#### [STATED PROBLEM]
Print out each entry below exactly, please.

(Stored data)
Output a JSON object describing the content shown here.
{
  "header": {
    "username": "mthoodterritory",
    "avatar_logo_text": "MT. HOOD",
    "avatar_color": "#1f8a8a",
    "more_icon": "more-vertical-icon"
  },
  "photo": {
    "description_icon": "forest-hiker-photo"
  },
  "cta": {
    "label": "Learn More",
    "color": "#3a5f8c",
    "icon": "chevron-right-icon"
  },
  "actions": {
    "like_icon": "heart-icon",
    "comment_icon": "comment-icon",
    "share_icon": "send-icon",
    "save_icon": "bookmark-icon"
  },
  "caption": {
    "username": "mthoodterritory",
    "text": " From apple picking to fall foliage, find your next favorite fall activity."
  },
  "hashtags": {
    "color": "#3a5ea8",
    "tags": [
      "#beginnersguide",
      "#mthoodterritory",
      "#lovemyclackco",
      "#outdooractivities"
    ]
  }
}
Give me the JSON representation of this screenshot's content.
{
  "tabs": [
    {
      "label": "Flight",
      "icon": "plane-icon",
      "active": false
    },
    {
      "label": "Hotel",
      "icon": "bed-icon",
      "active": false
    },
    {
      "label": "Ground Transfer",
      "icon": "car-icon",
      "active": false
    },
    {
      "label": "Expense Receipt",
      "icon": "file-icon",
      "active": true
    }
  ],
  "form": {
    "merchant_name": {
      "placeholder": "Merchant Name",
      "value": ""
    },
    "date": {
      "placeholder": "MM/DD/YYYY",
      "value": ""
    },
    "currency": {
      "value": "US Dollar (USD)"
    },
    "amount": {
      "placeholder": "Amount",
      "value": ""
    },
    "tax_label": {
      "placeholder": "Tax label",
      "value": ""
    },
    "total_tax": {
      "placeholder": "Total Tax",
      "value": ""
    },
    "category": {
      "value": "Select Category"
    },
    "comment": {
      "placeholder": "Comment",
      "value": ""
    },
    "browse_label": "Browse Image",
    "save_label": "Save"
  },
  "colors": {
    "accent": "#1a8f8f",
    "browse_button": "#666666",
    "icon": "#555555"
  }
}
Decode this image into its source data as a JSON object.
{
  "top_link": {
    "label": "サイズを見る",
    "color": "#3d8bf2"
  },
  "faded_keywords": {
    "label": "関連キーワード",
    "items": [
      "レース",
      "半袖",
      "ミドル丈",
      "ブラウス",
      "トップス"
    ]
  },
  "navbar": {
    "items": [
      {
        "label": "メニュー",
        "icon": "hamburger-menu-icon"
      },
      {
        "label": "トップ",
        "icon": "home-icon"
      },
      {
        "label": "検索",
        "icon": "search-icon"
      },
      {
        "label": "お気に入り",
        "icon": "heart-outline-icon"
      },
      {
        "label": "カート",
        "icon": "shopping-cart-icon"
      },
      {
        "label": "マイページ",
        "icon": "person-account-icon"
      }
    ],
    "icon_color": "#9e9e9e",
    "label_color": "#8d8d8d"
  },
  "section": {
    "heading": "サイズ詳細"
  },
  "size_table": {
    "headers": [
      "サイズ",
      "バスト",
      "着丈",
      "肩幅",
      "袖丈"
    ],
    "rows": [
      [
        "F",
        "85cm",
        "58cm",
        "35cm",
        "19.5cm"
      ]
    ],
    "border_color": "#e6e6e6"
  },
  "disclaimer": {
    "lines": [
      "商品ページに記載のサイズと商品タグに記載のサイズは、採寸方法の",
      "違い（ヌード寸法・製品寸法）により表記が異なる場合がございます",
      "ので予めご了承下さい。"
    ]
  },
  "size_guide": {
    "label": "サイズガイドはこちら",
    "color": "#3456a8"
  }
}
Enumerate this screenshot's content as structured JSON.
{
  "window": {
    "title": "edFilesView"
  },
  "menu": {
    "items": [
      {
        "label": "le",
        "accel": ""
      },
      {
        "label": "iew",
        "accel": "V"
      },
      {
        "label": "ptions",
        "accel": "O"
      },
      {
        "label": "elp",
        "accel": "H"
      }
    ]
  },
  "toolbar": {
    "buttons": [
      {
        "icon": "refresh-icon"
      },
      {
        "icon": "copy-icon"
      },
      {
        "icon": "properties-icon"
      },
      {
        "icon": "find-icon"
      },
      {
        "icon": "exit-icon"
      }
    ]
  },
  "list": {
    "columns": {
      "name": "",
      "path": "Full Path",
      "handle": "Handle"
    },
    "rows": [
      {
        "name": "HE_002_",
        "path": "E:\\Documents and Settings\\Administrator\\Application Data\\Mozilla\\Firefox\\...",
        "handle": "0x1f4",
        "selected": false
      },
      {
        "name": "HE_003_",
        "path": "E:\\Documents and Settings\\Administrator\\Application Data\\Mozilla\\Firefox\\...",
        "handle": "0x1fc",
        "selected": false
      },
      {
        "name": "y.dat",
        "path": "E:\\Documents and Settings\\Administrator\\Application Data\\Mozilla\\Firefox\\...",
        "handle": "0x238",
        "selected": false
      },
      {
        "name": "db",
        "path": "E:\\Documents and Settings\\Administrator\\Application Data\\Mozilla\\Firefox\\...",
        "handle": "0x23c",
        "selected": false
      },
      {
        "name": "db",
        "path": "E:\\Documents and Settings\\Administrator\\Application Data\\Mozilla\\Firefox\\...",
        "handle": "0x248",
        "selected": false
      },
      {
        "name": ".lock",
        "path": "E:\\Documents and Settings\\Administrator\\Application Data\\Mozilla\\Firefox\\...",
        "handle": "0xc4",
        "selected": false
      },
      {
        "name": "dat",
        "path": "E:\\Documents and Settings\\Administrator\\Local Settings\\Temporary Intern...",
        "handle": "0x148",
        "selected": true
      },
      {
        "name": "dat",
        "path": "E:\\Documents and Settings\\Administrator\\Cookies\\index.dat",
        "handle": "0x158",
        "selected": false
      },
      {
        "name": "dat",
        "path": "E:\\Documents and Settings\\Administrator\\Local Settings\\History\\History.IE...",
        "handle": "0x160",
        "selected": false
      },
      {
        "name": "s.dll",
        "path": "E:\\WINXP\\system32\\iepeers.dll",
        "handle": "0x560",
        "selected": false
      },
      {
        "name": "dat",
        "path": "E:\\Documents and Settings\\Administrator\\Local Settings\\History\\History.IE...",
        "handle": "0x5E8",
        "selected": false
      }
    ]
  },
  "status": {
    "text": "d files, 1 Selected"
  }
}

#### [COMPLETE RESPONSE]
Output a JSON object describing the content shown here.
{
  "header": {
    "username": "mthoodterritory",
    "avatar_logo_text": "MT. HOOD",
    "avatar_color": "#1f8a8a",
    "more_icon": "more-vertical-icon"
  },
  "photo": {
    "description_icon": "forest-hiker-photo"
  },
  "cta": {
    "label": "Learn More",
    "color": "#3a5f8c",
    "icon": "chevron-right-icon"
  },
  "actions": {
    "like_icon": "heart-icon",
    "comment_icon": "comment-icon",
    "share_icon": "send-icon",
    "save_icon": "bookmark-icon"
  },
  "caption": {
    "username": "mthoodterritory",
    "text": " From apple picking to fall foliage, find your next favorite fall activity."
  },
  "hashtags": {
    "color": "#3a5ea8",
    "tags": [
      "#beginnersguide",
      "#mthoodterritory",
      "#lovemyclackco",
      "#outdooractivities"
    ]
  }
}
Give me the JSON representation of this screenshot's content.
{
  "tabs": [
    {
      "label": "Flight",
      "icon": "plane-icon",
      "active": false
    },
    {
      "label": "Hotel",
      "icon": "bed-icon",
      "active": false
    },
    {
      "label": "Ground Transfer",
      "icon": "car-icon",
      "active": false
    },
    {
      "label": "Expense Receipt",
      "icon": "file-icon",
      "active": true
    }
  ],
  "form": {
    "merchant_name": {
      "placeholder": "Merchant Name",
      "value": ""
    },
    "date": {
      "placeholder": "MM/DD/YYYY",
      "value": ""
    },
    "currency": {
      "value": "US Dollar (USD)"
    },
    "amount": {
      "placeholder": "Amount",
      "value": ""
    },
    "tax_label": {
      "placeholder": "Tax label",
      "value": ""
    },
    "total_tax": {
      "placeholder": "Total Tax",
      "value": ""
    },
    "category": {
      "value": "Select Category"
    },
    "comment": {
      "placeholder": "Comment",
      "value": ""
    },
    "browse_label": "Browse Image",
    "save_label": "Save"
  },
  "colors": {
    "accent": "#1a8f8f",
    "browse_button": "#666666",
    "icon": "#555555"
  }
}
Decode this image into its source data as a JSON object.
{
  "top_link": {
    "label": "サイズを見る",
    "color": "#3d8bf2"
  },
  "faded_keywords": {
    "label": "関連キーワード",
    "items": [
      "レース",
      "半袖",
      "ミドル丈",
      "ブラウス",
      "トップス"
    ]
  },
  "navbar": {
    "items": [
      {
        "label": "メニュー",
        "icon": "hamburger-menu-icon"
      },
      {
        "label": "トップ",
        "icon": "home-icon"
      },
      {
        "label": "検索",
        "icon": "search-icon"
      },
      {
        "label": "お気に入り",
        "icon": "heart-outline-icon"
      },
      {
        "label": "カート",
        "icon": "shopping-cart-icon"
      },
      {
        "label": "マイページ",
        "icon": "person-account-icon"
      }
    ],
    "icon_color": "#9e9e9e",
    "label_color": "#8d8d8d"
  },
  "section": {
    "heading": "サイズ詳細"
  },
  "size_table": {
    "headers": [
      "サイズ",
      "バスト",
      "着丈",
      "肩幅",
      "袖丈"
    ],
    "rows": [
      [
        "F",
        "85cm",
        "58cm",
        "35cm",
        "19.5cm"
      ]
    ],
    "border_color": "#e6e6e6"
  },
  "disclaimer": {
    "lines": [
      "商品ページに記載のサイズと商品タグに記載のサイズは、採寸方法の",
      "違い（ヌード寸法・製品寸法）により表記が異なる場合がございます",
      "ので予めご了承下さい。"
    ]
  },
  "size_guide": {
    "label": "サイズガイドはこちら",
    "color": "#3456a8"
  }
}
Enumerate this screenshot's content as structured JSON.
{
  "window": {
    "title": "edFilesView"
  },
  "menu": {
    "items": [
      {
        "label": "le",
        "accel": ""
      },
      {
        "label": "iew",
        "accel": "V"
      },
      {
        "label": "ptions",
        "accel": "O"
      },
      {
        "label": "elp",
        "accel": "H"
      }
    ]
  },
  "toolbar": {
    "buttons": [
      {
        "icon": "refresh-icon"
      },
      {
        "icon": "copy-icon"
      },
      {
        "icon": "properties-icon"
      },
      {
        "icon": "find-icon"
      },
      {
        "icon": "exit-icon"
      }
    ]
  },
  "list": {
    "columns": {
      "name": "",
      "path": "Full Path",
      "handle": "Handle"
    },
    "rows": [
      {
        "name": "HE_002_",
        "path": "E:\\Documents and Settings\\Administrator\\Application Data\\Mozilla\\Firefox\\...",
        "handle": "0x1f4",
        "selected": false
      },
      {
        "name": "HE_003_",
        "path": "E:\\Documents and Settings\\Administrator\\Application Data\\Mozilla\\Firefox\\...",
        "handle": "0x1fc",
        "selected": false
      },
      {
        "name": "y.dat",
        "path": "E:\\Documents and Settings\\Administrator\\Application Data\\Mozilla\\Firefox\\...",
        "handle": "0x238",
        "selected": false
      },
      {
        "name": "db",
        "path": "E:\\Documents and Settings\\Administrator\\Application Data\\Mozilla\\Firefox\\...",
        "handle": "0x23c",
        "selected": false
      },
      {
        "name": "db",
        "path": "E:\\Documents and Settings\\Administrator\\Application Data\\Mozilla\\Firefox\\...",
        "handle": "0x248",
        "selected": false
      },
      {
        "name": ".lock",
        "path": "E:\\Documents and Settings\\Administrator\\Application Data\\Mozilla\\Firefox\\...",
        "handle": "0xc4",
        "selected": false
      },
      {
        "name": "dat",
        "path": "E:\\Documents and Settings\\Administrator\\Local Settings\\Temporary Intern...",
        "handle": "0x148",
        "selected": true
      },
      {
        "name": "dat",
        "path": "E:\\Documents and Settings\\Administrator\\Cookies\\index.dat",
        "handle": "0x158",
        "selected": false
      },
      {
        "name": "dat",
        "path": "E:\\Documents and Settings\\Administrator\\Local Settings\\History\\History.IE...",
        "handle": "0x160",
        "selected": false
      },
      {
        "name": "s.dll",
        "path": "E:\\WINXP\\system32\\iepeers.dll",
        "handle": "0x560",
        "selected": false
      },
      {
        "name": "dat",
        "path": "E:\\Documents and Settings\\Administrator\\Local Settings\\History\\History.IE...",
        "handle": "0x5E8",
        "selected": false
      }
    ]
  },
  "status": {
    "text": "d files, 1 Selected"
  }
}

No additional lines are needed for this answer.